Short problem: Output every line of the items below verbatim, keeping their original order.

The records:
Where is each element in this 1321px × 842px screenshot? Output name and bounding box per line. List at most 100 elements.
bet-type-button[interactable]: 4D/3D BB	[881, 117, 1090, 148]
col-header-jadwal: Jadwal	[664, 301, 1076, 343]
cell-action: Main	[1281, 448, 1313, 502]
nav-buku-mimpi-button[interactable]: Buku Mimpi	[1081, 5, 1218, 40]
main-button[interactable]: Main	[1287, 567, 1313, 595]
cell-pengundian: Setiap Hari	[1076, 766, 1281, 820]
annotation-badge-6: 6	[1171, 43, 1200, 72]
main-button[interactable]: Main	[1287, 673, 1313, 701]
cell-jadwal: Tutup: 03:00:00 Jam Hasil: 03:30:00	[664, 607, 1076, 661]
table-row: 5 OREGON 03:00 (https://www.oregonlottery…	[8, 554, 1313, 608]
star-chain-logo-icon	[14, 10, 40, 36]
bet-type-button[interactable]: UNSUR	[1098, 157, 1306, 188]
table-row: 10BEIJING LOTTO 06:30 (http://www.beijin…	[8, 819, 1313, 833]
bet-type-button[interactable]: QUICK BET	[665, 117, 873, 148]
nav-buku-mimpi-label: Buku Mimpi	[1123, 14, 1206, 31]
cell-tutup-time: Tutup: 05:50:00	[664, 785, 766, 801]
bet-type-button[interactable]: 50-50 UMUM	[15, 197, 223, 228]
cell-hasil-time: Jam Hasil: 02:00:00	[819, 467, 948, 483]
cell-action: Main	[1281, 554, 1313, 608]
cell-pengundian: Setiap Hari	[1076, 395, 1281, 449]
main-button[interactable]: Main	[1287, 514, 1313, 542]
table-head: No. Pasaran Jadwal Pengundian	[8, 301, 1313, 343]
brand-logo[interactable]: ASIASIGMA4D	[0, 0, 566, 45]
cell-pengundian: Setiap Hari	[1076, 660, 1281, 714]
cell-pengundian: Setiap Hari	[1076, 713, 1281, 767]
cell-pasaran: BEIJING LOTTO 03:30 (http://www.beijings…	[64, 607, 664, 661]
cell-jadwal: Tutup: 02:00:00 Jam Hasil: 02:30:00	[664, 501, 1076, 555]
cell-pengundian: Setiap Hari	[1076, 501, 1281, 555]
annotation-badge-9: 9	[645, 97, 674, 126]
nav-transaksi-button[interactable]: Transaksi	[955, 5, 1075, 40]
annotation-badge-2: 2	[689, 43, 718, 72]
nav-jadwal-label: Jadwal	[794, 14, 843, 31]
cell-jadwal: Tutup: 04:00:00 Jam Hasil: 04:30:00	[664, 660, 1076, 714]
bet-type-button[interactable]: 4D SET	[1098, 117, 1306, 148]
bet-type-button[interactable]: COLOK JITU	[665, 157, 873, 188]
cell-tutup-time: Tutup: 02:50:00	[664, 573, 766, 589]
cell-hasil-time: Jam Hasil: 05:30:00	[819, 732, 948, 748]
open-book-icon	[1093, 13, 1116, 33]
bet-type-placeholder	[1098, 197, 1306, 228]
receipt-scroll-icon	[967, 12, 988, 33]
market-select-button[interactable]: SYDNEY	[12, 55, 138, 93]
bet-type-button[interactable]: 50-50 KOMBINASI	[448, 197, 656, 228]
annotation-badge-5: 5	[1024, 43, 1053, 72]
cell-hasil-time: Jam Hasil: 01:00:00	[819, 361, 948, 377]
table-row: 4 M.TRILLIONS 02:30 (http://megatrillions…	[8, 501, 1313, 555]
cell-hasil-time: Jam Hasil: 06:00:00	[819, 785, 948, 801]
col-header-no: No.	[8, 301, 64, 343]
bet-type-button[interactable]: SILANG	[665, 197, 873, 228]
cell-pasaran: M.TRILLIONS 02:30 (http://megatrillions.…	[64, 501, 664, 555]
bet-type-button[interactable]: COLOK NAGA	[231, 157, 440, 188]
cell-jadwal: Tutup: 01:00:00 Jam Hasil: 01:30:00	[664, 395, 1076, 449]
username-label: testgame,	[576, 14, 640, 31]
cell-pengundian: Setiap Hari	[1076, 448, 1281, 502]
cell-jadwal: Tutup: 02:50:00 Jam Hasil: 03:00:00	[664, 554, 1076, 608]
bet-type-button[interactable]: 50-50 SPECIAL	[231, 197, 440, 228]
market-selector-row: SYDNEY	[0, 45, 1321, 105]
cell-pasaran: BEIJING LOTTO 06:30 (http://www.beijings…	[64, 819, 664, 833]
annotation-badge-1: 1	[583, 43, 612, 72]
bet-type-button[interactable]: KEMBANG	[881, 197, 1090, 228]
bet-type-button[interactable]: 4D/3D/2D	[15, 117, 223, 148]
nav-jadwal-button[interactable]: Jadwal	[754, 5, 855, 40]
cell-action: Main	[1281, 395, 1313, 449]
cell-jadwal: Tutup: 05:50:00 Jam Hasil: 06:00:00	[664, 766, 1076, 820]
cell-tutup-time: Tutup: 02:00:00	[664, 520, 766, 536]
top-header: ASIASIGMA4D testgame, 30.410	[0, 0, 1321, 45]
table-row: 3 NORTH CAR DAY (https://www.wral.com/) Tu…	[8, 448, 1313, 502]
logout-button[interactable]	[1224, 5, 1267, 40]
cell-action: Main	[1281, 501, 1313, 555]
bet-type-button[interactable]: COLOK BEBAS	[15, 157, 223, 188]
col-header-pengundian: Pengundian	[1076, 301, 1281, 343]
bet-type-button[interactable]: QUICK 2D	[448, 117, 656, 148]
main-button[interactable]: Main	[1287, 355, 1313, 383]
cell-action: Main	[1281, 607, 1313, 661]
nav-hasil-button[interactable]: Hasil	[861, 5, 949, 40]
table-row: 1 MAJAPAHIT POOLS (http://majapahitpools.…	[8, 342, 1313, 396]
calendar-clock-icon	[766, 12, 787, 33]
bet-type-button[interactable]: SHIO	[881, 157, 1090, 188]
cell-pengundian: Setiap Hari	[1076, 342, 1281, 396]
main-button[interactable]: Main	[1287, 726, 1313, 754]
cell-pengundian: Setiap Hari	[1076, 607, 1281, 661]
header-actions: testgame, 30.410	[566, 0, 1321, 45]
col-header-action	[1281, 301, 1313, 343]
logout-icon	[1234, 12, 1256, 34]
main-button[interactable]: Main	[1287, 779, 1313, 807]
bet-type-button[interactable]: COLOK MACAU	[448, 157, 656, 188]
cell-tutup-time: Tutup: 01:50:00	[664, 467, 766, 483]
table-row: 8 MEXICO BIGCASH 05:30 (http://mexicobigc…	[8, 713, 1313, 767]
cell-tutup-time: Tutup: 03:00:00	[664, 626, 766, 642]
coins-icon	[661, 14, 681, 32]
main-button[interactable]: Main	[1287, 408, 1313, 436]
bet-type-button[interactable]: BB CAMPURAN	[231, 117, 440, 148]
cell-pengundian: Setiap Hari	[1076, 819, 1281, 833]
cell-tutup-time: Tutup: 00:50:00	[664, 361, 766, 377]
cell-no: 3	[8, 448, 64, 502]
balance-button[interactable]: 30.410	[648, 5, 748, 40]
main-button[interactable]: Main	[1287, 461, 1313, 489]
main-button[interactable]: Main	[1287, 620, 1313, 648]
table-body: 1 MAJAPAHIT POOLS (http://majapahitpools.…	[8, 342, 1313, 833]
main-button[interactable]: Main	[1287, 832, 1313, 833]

Exercise answer:
Where is each element in this 1321px × 842px screenshot? Output name and bounding box per line. List at most 100 elements.
bet-type-button[interactable]: 4D/3D BB	[881, 117, 1090, 148]
col-header-jadwal: Jadwal	[664, 301, 1076, 343]
cell-action: Main	[1281, 448, 1313, 502]
nav-buku-mimpi-button[interactable]: Buku Mimpi	[1081, 5, 1218, 40]
main-button[interactable]: Main	[1287, 567, 1313, 595]
cell-pengundian: Setiap Hari	[1076, 766, 1281, 820]
annotation-badge-6: 6	[1171, 43, 1200, 72]
main-button[interactable]: Main	[1287, 673, 1313, 701]
cell-jadwal: Tutup: 03:00:00 Jam Hasil: 03:30:00	[664, 607, 1076, 661]
table-row: 5 OREGON 03:00 (https://www.oregonlottery…	[8, 554, 1313, 608]
star-chain-logo-icon	[14, 10, 40, 36]
bet-type-button[interactable]: UNSUR	[1098, 157, 1306, 188]
table-row: 10BEIJING LOTTO 06:30 (http://www.beijin…	[8, 819, 1313, 833]
bet-type-button[interactable]: QUICK BET	[665, 117, 873, 148]
nav-buku-mimpi-label: Buku Mimpi	[1123, 14, 1206, 31]
cell-tutup-time: Tutup: 05:50:00	[664, 785, 766, 801]
bet-type-button[interactable]: 50-50 UMUM	[15, 197, 223, 228]
cell-hasil-time: Jam Hasil: 02:00:00	[819, 467, 948, 483]
cell-action: Main	[1281, 554, 1313, 608]
cell-pengundian: Setiap Hari	[1076, 395, 1281, 449]
main-button[interactable]: Main	[1287, 514, 1313, 542]
table-head: No. Pasaran Jadwal Pengundian	[8, 301, 1313, 343]
brand-logo[interactable]: ASIASIGMA4D	[0, 0, 566, 45]
cell-pengundian: Setiap Hari	[1076, 660, 1281, 714]
cell-pengundian: Setiap Hari	[1076, 713, 1281, 767]
cell-pasaran: BEIJING LOTTO 03:30 (http://www.beijings…	[64, 607, 664, 661]
cell-jadwal: Tutup: 02:00:00 Jam Hasil: 02:30:00	[664, 501, 1076, 555]
cell-pengundian: Setiap Hari	[1076, 501, 1281, 555]
annotation-badge-9: 9	[645, 97, 674, 126]
nav-transaksi-button[interactable]: Transaksi	[955, 5, 1075, 40]
annotation-badge-2: 2	[689, 43, 718, 72]
nav-jadwal-label: Jadwal	[794, 14, 843, 31]
cell-jadwal: Tutup: 04:00:00 Jam Hasil: 04:30:00	[664, 660, 1076, 714]
bet-type-button[interactable]: 4D SET	[1098, 117, 1306, 148]
bet-type-button[interactable]: COLOK JITU	[665, 157, 873, 188]
cell-tutup-time: Tutup: 02:50:00	[664, 573, 766, 589]
cell-hasil-time: Jam Hasil: 05:30:00	[819, 732, 948, 748]
open-book-icon	[1093, 13, 1116, 33]
bet-type-placeholder	[1098, 197, 1306, 228]
receipt-scroll-icon	[967, 12, 988, 33]
market-select-button[interactable]: SYDNEY	[12, 55, 138, 93]
bet-type-button[interactable]: 50-50 KOMBINASI	[448, 197, 656, 228]
annotation-badge-5: 5	[1024, 43, 1053, 72]
cell-hasil-time: Jam Hasil: 01:00:00	[819, 361, 948, 377]
table-row: 4 M.TRILLIONS 02:30 (http://megatrillions…	[8, 501, 1313, 555]
cell-hasil-time: Jam Hasil: 06:00:00	[819, 785, 948, 801]
col-header-no: No.	[8, 301, 64, 343]
bet-type-button[interactable]: SILANG	[665, 197, 873, 228]
cell-pasaran: M.TRILLIONS 02:30 (http://megatrillions.…	[64, 501, 664, 555]
bet-type-button[interactable]: COLOK NAGA	[231, 157, 440, 188]
cell-jadwal: Tutup: 01:00:00 Jam Hasil: 01:30:00	[664, 395, 1076, 449]
username-label: testgame,	[576, 14, 640, 31]
cell-pengundian: Setiap Hari	[1076, 448, 1281, 502]
cell-jadwal: Tutup: 02:50:00 Jam Hasil: 03:00:00	[664, 554, 1076, 608]
bet-type-button[interactable]: 50-50 SPECIAL	[231, 197, 440, 228]
market-selector-row: SYDNEY	[0, 45, 1321, 105]
cell-pasaran: BEIJING LOTTO 06:30 (http://www.beijings…	[64, 819, 664, 833]
annotation-badge-1: 1	[583, 43, 612, 72]
bet-type-button[interactable]: KEMBANG	[881, 197, 1090, 228]
bet-type-button[interactable]: 4D/3D/2D	[15, 117, 223, 148]
nav-jadwal-button[interactable]: Jadwal	[754, 5, 855, 40]
cell-action: Main	[1281, 395, 1313, 449]
cell-jadwal: Tutup: 05:50:00 Jam Hasil: 06:00:00	[664, 766, 1076, 820]
cell-tutup-time: Tutup: 02:00:00	[664, 520, 766, 536]
top-header: ASIASIGMA4D testgame, 30.410	[0, 0, 1321, 45]
table-row: 3 NORTH CAR DAY (https://www.wral.com/) Tu…	[8, 448, 1313, 502]
logout-button[interactable]	[1224, 5, 1267, 40]
cell-action: Main	[1281, 501, 1313, 555]
bet-type-button[interactable]: COLOK BEBAS	[15, 157, 223, 188]
col-header-pengundian: Pengundian	[1076, 301, 1281, 343]
bet-type-button[interactable]: QUICK 2D	[448, 117, 656, 148]
main-button[interactable]: Main	[1287, 355, 1313, 383]
cell-action: Main	[1281, 607, 1313, 661]
nav-hasil-button[interactable]: Hasil	[861, 5, 949, 40]
table-row: 1 MAJAPAHIT POOLS (http://majapahitpools.…	[8, 342, 1313, 396]
calendar-clock-icon	[766, 12, 787, 33]
bet-type-button[interactable]: SHIO	[881, 157, 1090, 188]
cell-pengundian: Setiap Hari	[1076, 342, 1281, 396]
main-button[interactable]: Main	[1287, 726, 1313, 754]
cell-pengundian: Setiap Hari	[1076, 607, 1281, 661]
header-actions: testgame, 30.410	[566, 0, 1321, 45]
col-header-action	[1281, 301, 1313, 343]
logout-icon	[1234, 12, 1256, 34]
main-button[interactable]: Main	[1287, 779, 1313, 807]
bet-type-button[interactable]: COLOK MACAU	[448, 157, 656, 188]
cell-tutup-time: Tutup: 01:50:00	[664, 467, 766, 483]
table-row: 8 MEXICO BIGCASH 05:30 (http://mexicobigc…	[8, 713, 1313, 767]
cell-tutup-time: Tutup: 03:00:00	[664, 626, 766, 642]
coins-icon	[661, 14, 681, 32]
main-button[interactable]: Main	[1287, 408, 1313, 436]
bet-type-button[interactable]: BB CAMPURAN	[231, 117, 440, 148]
cell-pengundian: Setiap Hari	[1076, 819, 1281, 833]
cell-tutup-time: Tutup: 00:50:00	[664, 361, 766, 377]
cell-no: 3	[8, 448, 64, 502]
balance-button[interactable]: 30.410	[648, 5, 748, 40]
main-button[interactable]: Main	[1287, 461, 1313, 489]
main-button[interactable]: Main	[1287, 620, 1313, 648]
table-body: 1 MAJAPAHIT POOLS (http://majapahitpools.…	[8, 342, 1313, 833]
main-button[interactable]: Main	[1287, 832, 1313, 833]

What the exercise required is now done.